▶ [Figure record listings]
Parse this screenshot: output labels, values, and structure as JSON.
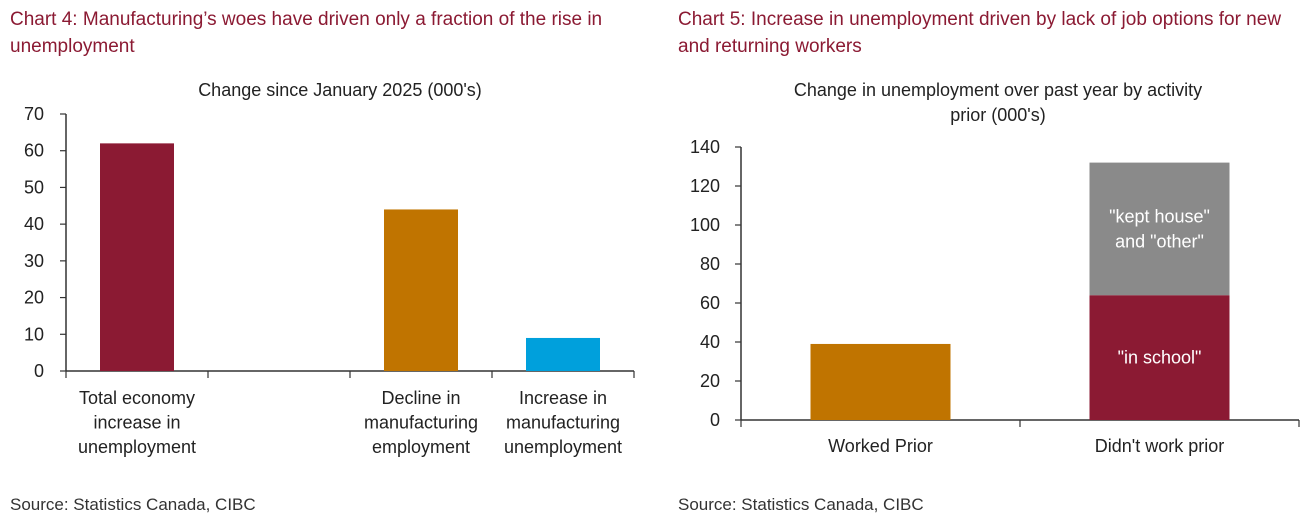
{
  "colors": {
    "heading": "#8b1a33",
    "maroon": "#8b1a33",
    "orange": "#c07400",
    "blue": "#00a0dc",
    "gray": "#8a8a8a"
  },
  "chart_data": [
    {
      "type": "bar",
      "heading": "Chart 4: Manufacturing’s woes have driven only a fraction of the rise in unemployment",
      "title": "Change since January 2025 (000's)",
      "categories": [
        [
          "Total economy",
          "increase in",
          "unemployment"
        ],
        [],
        [
          "Decline in",
          "manufacturing",
          "employment"
        ],
        [
          "Increase in",
          "manufacturing",
          "unemployment"
        ]
      ],
      "values": [
        62,
        null,
        44,
        9
      ],
      "colors": [
        "maroon",
        null,
        "orange",
        "blue"
      ],
      "ylim": [
        0,
        70
      ],
      "yticks": [
        0,
        10,
        20,
        30,
        40,
        50,
        60,
        70
      ],
      "grid": false,
      "source": "Source: Statistics Canada, CIBC"
    },
    {
      "type": "bar",
      "stacked": true,
      "heading": "Chart 5: Increase in unemployment driven by lack of job options for new and returning workers",
      "title": [
        "Change in unemployment over past year by activity",
        "prior (000's)"
      ],
      "categories": [
        "Worked Prior",
        "Didn't work prior"
      ],
      "series": [
        {
          "name": "Worked prior",
          "values": [
            39,
            null
          ],
          "color": "orange"
        },
        {
          "name": "\"in school\"",
          "values": [
            null,
            64
          ],
          "color": "maroon",
          "label": [
            "\"in school\""
          ]
        },
        {
          "name": "\"kept house\" and \"other\"",
          "values": [
            null,
            68
          ],
          "color": "gray",
          "label": [
            "\"kept house\"",
            "and \"other\""
          ]
        }
      ],
      "ylim": [
        0,
        140
      ],
      "yticks": [
        0,
        20,
        40,
        60,
        80,
        100,
        120,
        140
      ],
      "grid": false,
      "source": "Source: Statistics Canada, CIBC"
    }
  ]
}
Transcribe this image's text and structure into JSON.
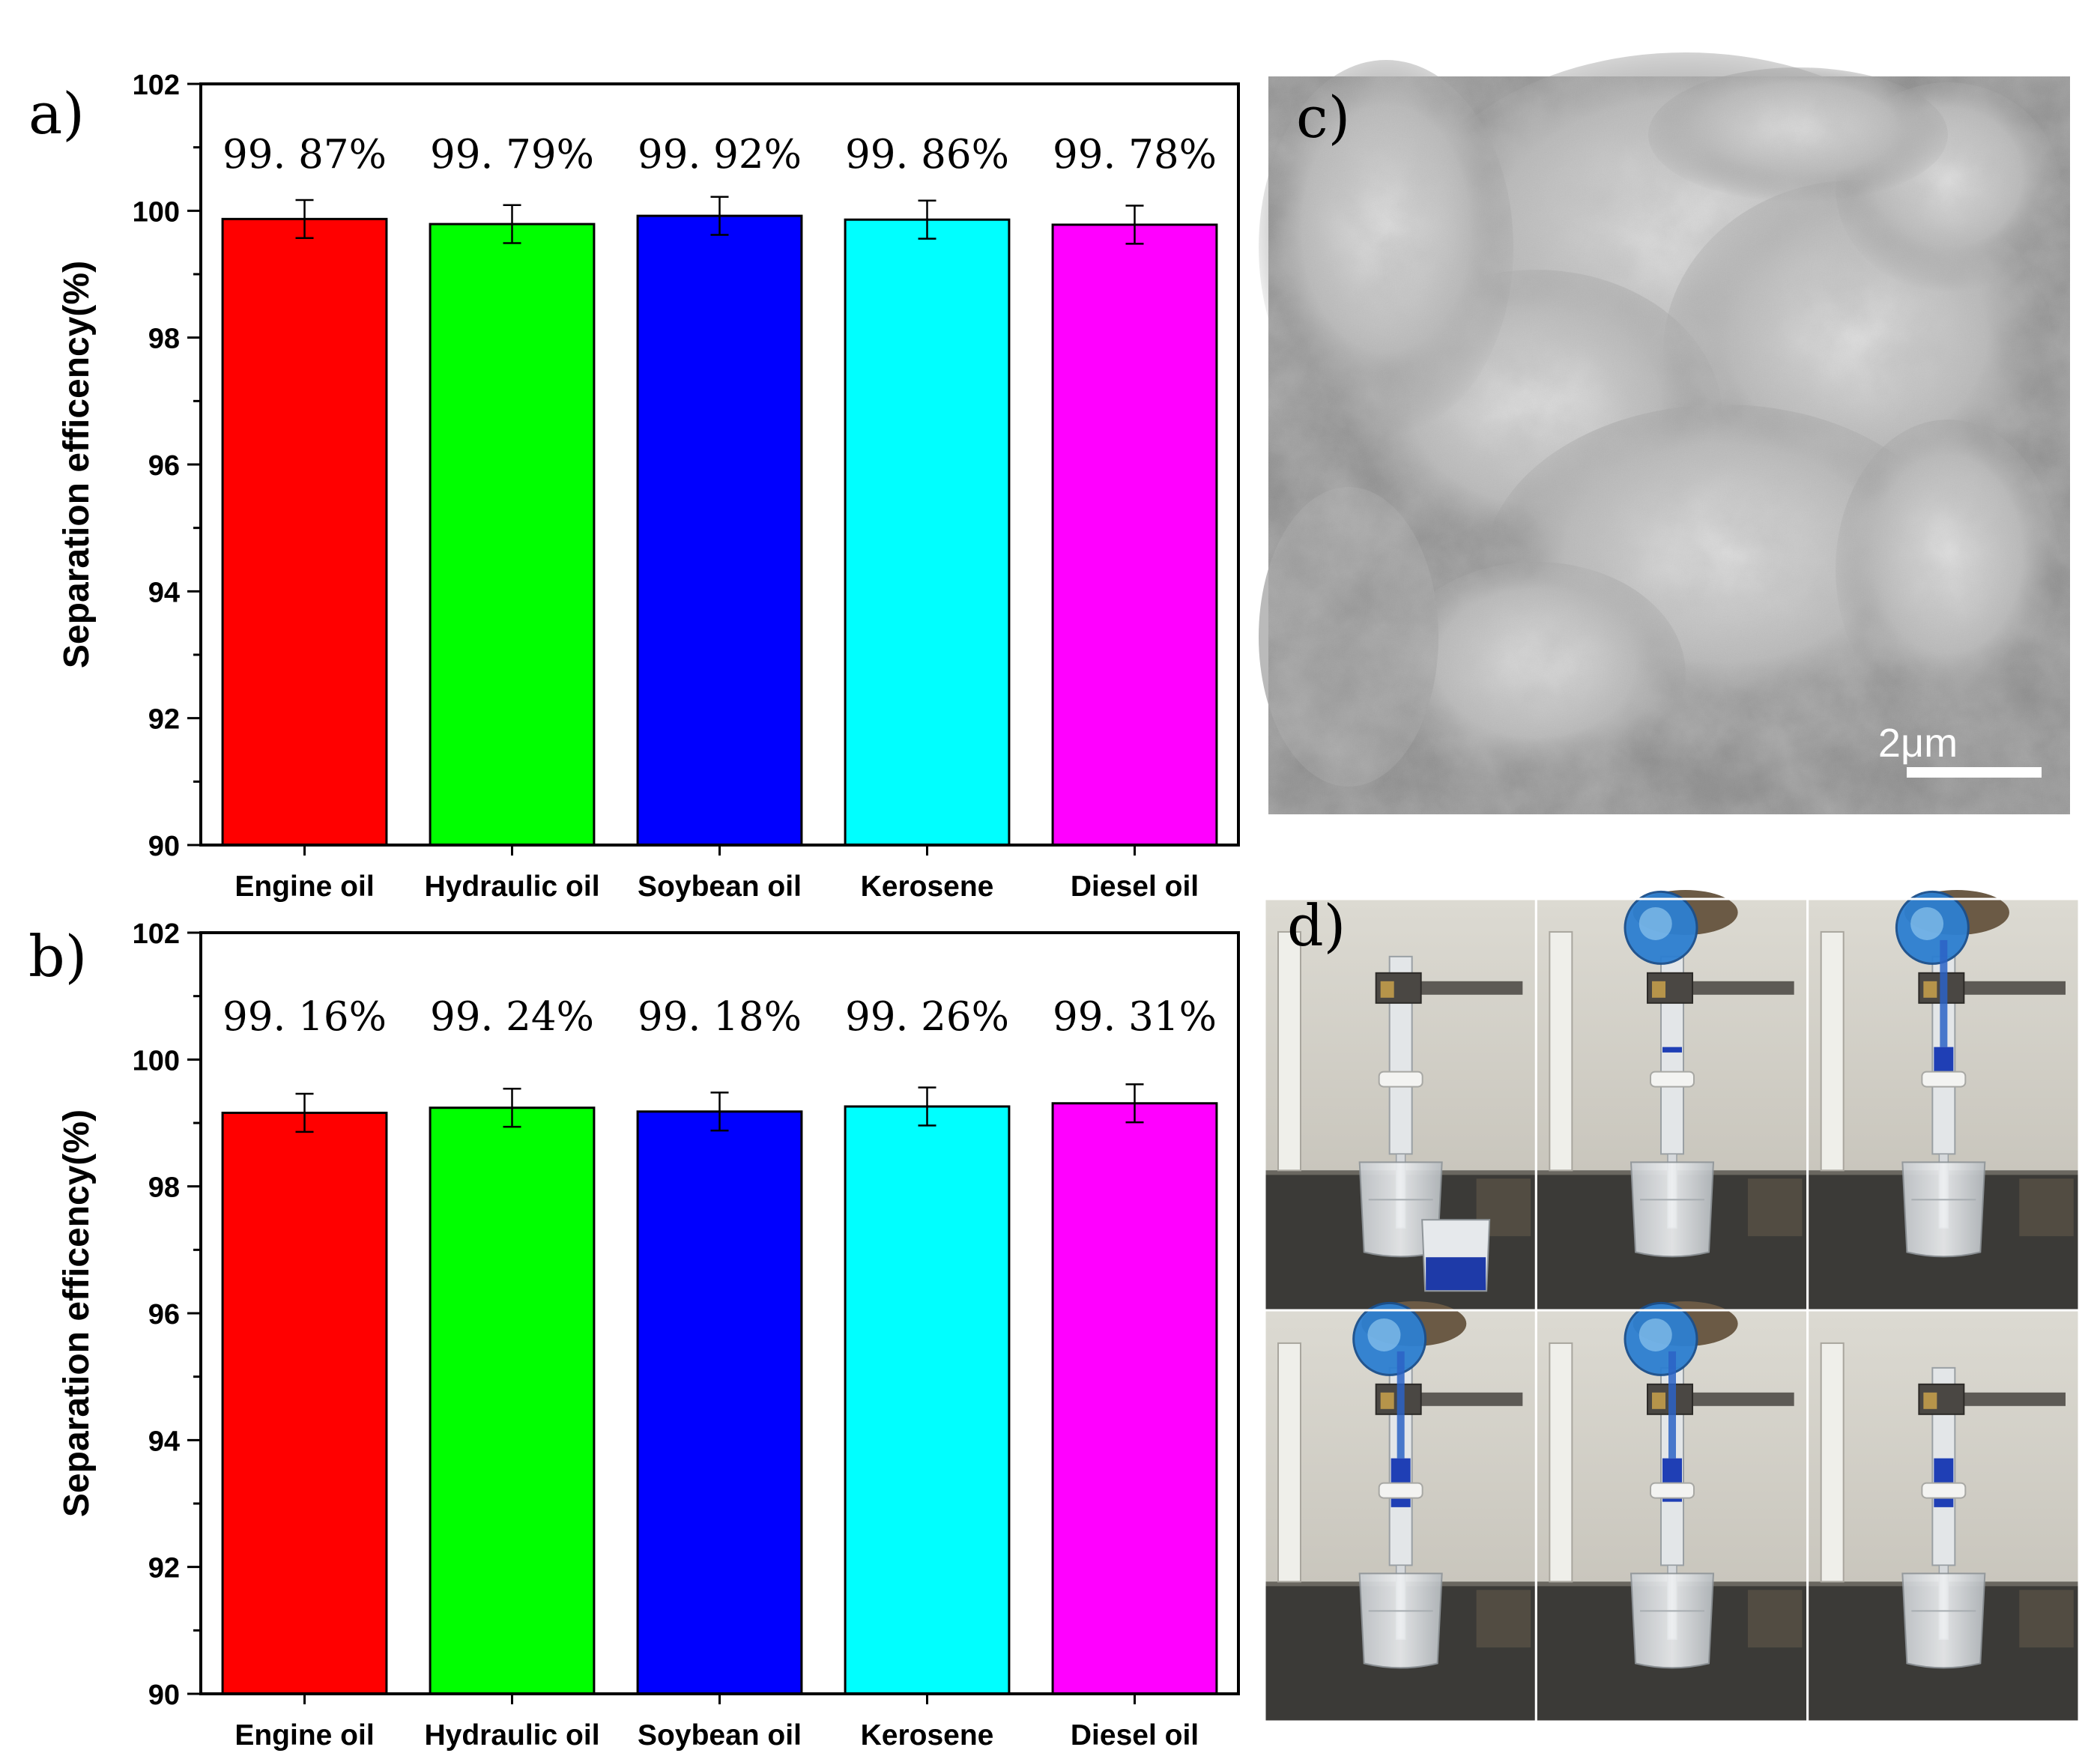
{
  "chart_data": [
    {
      "panel": "a)",
      "type": "bar",
      "categories": [
        "Engine oil",
        "Hydraulic oil",
        "Soybean oil",
        "Kerosene",
        "Diesel oil"
      ],
      "values": [
        99.87,
        99.79,
        99.92,
        99.86,
        99.78
      ],
      "errors": [
        0.3,
        0.3,
        0.3,
        0.3,
        0.3
      ],
      "data_labels": [
        "99. 87%",
        "99. 79%",
        "99. 92%",
        "99. 86%",
        "99. 78%"
      ],
      "colors": [
        "#ff0000",
        "#00ff00",
        "#0000ff",
        "#00ffff",
        "#ff00ff"
      ],
      "ylabel": "Separation efficency(%)",
      "xlabel": "",
      "ylim": [
        90,
        102
      ],
      "yticks": [
        90,
        92,
        94,
        96,
        98,
        100,
        102
      ]
    },
    {
      "panel": "b)",
      "type": "bar",
      "categories": [
        "Engine oil",
        "Hydraulic oil",
        "Soybean oil",
        "Kerosene",
        "Diesel oil"
      ],
      "values": [
        99.16,
        99.24,
        99.18,
        99.26,
        99.31
      ],
      "errors": [
        0.3,
        0.3,
        0.3,
        0.3,
        0.3
      ],
      "data_labels": [
        "99. 16%",
        "99. 24%",
        "99. 18%",
        "99. 26%",
        "99. 31%"
      ],
      "colors": [
        "#ff0000",
        "#00ff00",
        "#0000ff",
        "#00ffff",
        "#ff00ff"
      ],
      "ylabel": "Separation efficency(%)",
      "xlabel": "",
      "ylim": [
        90,
        102
      ],
      "yticks": [
        90,
        92,
        94,
        96,
        98,
        100,
        102
      ]
    }
  ],
  "sem_panel": {
    "letter": "c)",
    "scale_bar": "2μm"
  },
  "photo_panel": {
    "letter": "d)"
  }
}
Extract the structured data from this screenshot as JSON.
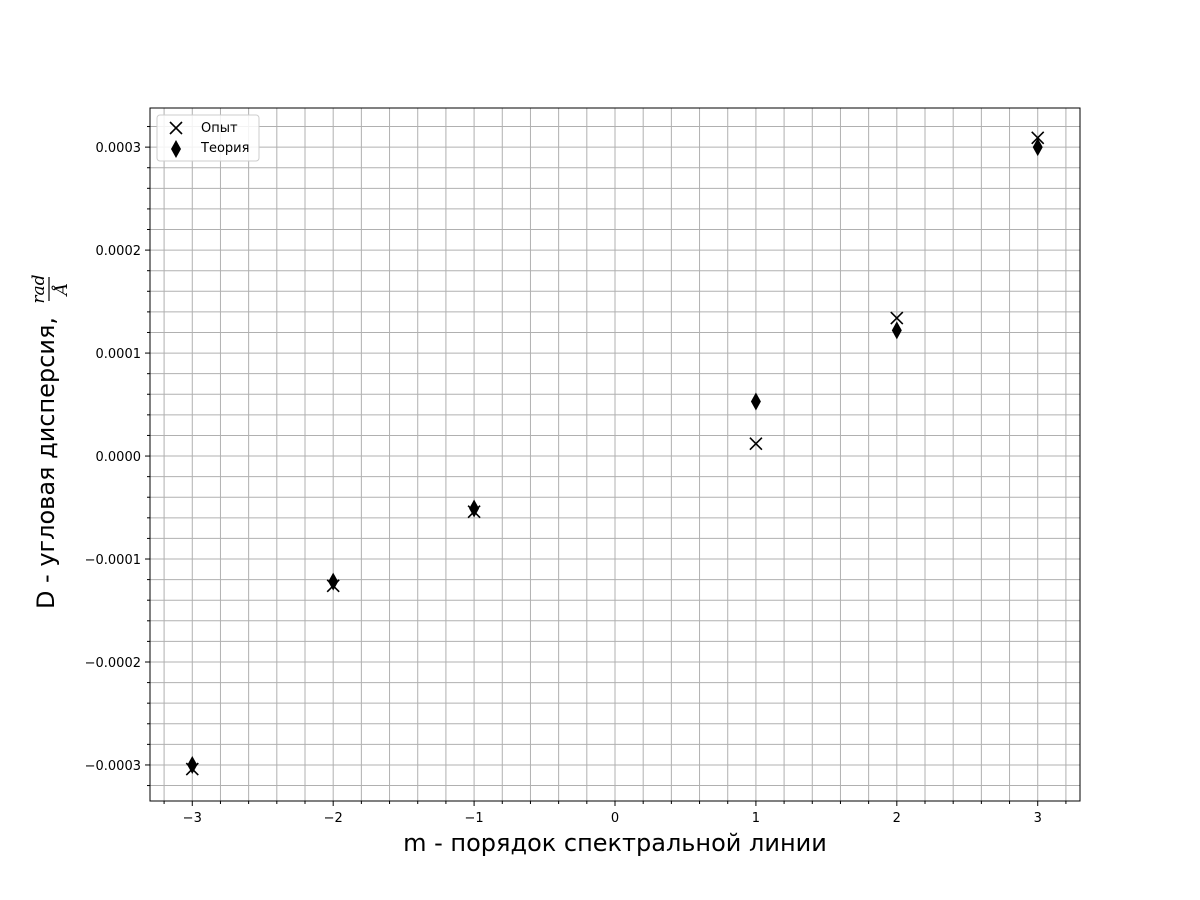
{
  "chart_data": {
    "type": "scatter",
    "title": "",
    "xlabel": "m - порядок спектральной линии",
    "ylabel": "D - угловая дисперсия,",
    "ylabel_unit_numerator": "rad",
    "ylabel_unit_denominator": "Å",
    "xlim": [
      -3.3,
      3.3
    ],
    "ylim": [
      -0.000335,
      0.000338
    ],
    "x_ticks": [
      -3,
      -2,
      -1,
      0,
      1,
      2,
      3
    ],
    "x_tick_labels": [
      "−3",
      "−2",
      "−1",
      "0",
      "1",
      "2",
      "3"
    ],
    "y_ticks": [
      -0.0003,
      -0.0002,
      -0.0001,
      0.0,
      0.0001,
      0.0002,
      0.0003
    ],
    "y_tick_labels": [
      "−0.0003",
      "−0.0002",
      "−0.0001",
      "0.0000",
      "0.0001",
      "0.0002",
      "0.0003"
    ],
    "x_minor_step": 0.2,
    "y_minor_step": 2e-05,
    "grid": true,
    "legend_position": "top-left",
    "series": [
      {
        "name": "Опыт",
        "marker": "x",
        "color": "#000000",
        "x": [
          -3,
          -2,
          -1,
          1,
          2,
          3
        ],
        "y": [
          -0.000304,
          -0.000126,
          -5.4e-05,
          1.2e-05,
          0.000134,
          0.000309
        ]
      },
      {
        "name": "Теория",
        "marker": "diamond",
        "color": "#000000",
        "x": [
          -3,
          -2,
          -1,
          1,
          2,
          3
        ],
        "y": [
          -0.0003,
          -0.000122,
          -5.1e-05,
          5.3e-05,
          0.000122,
          0.0003
        ]
      }
    ]
  }
}
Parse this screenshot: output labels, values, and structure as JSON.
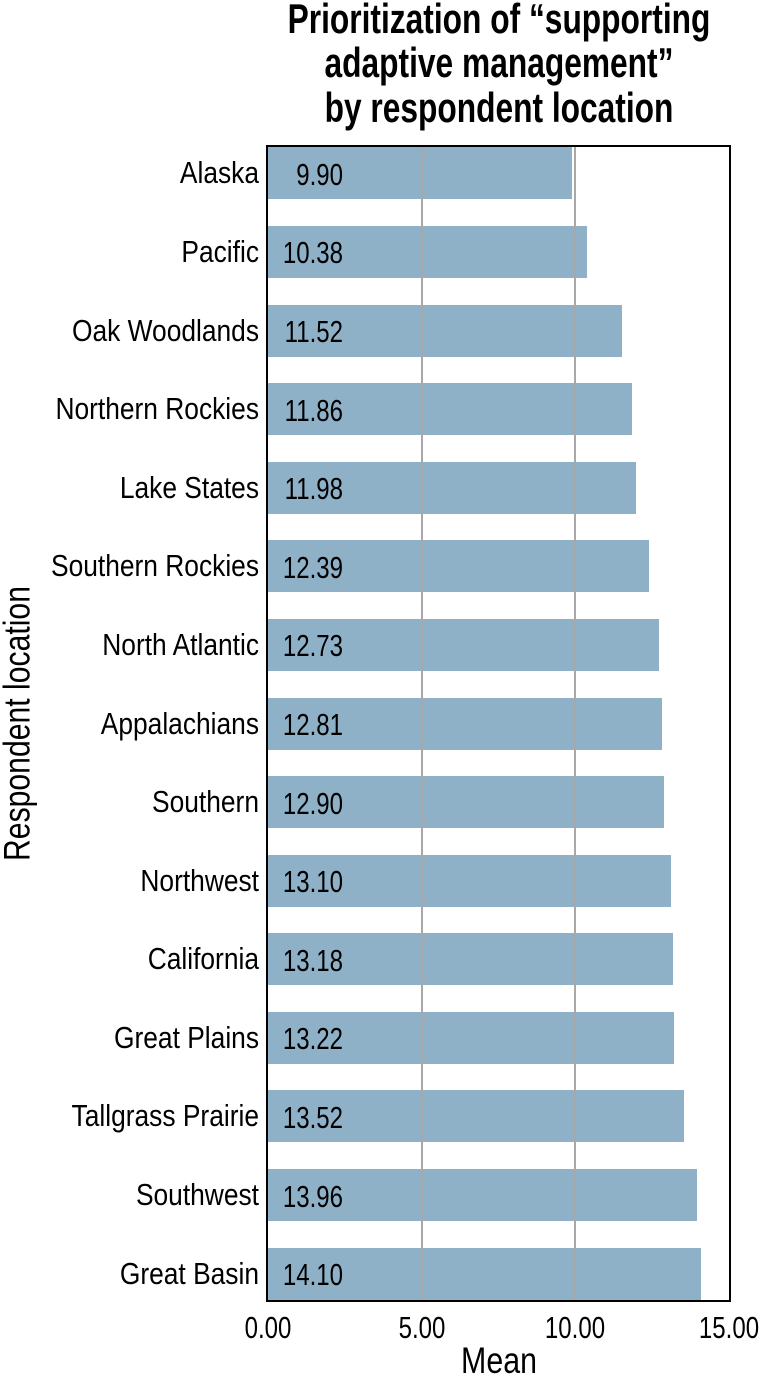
{
  "chart_data": {
    "type": "bar",
    "orientation": "horizontal",
    "title": "Prioritization of “supporting adaptive management” by respondent location",
    "title_lines": [
      "Prioritization of “supporting",
      "adaptive management”",
      "by respondent location"
    ],
    "xlabel": "Mean",
    "ylabel": "Respondent location",
    "categories": [
      "Alaska",
      "Pacific",
      "Oak Woodlands",
      "Northern Rockies",
      "Lake States",
      "Southern Rockies",
      "North Atlantic",
      "Appalachians",
      "Southern",
      "Northwest",
      "California",
      "Great Plains",
      "Tallgrass Prairie",
      "Southwest",
      "Great Basin"
    ],
    "values": [
      9.9,
      10.38,
      11.52,
      11.86,
      11.98,
      12.39,
      12.73,
      12.81,
      12.9,
      13.1,
      13.18,
      13.22,
      13.52,
      13.96,
      14.1
    ],
    "value_labels": [
      "9.90",
      "10.38",
      "11.52",
      "11.86",
      "11.98",
      "12.39",
      "12.73",
      "12.81",
      "12.90",
      "13.10",
      "13.18",
      "13.22",
      "13.52",
      "13.96",
      "14.10"
    ],
    "xlim": [
      0,
      15
    ],
    "xticks": [
      0,
      5,
      10,
      15
    ],
    "xtick_labels": [
      "0.00",
      "5.00",
      "10.00",
      "15.00"
    ],
    "grid": {
      "vertical_lines_at": [
        5,
        10
      ],
      "drawn_over_bars": true
    },
    "legend": "none",
    "colors": {
      "bar_fill": "#8FB1C7",
      "gridline": "#A8A8A8",
      "frame": "#000000",
      "text": "#000000",
      "background": "#FFFFFF"
    }
  }
}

▶ [Do this]
Report only how many lines in the records contain the word "xlabel".

▶ [Result]
4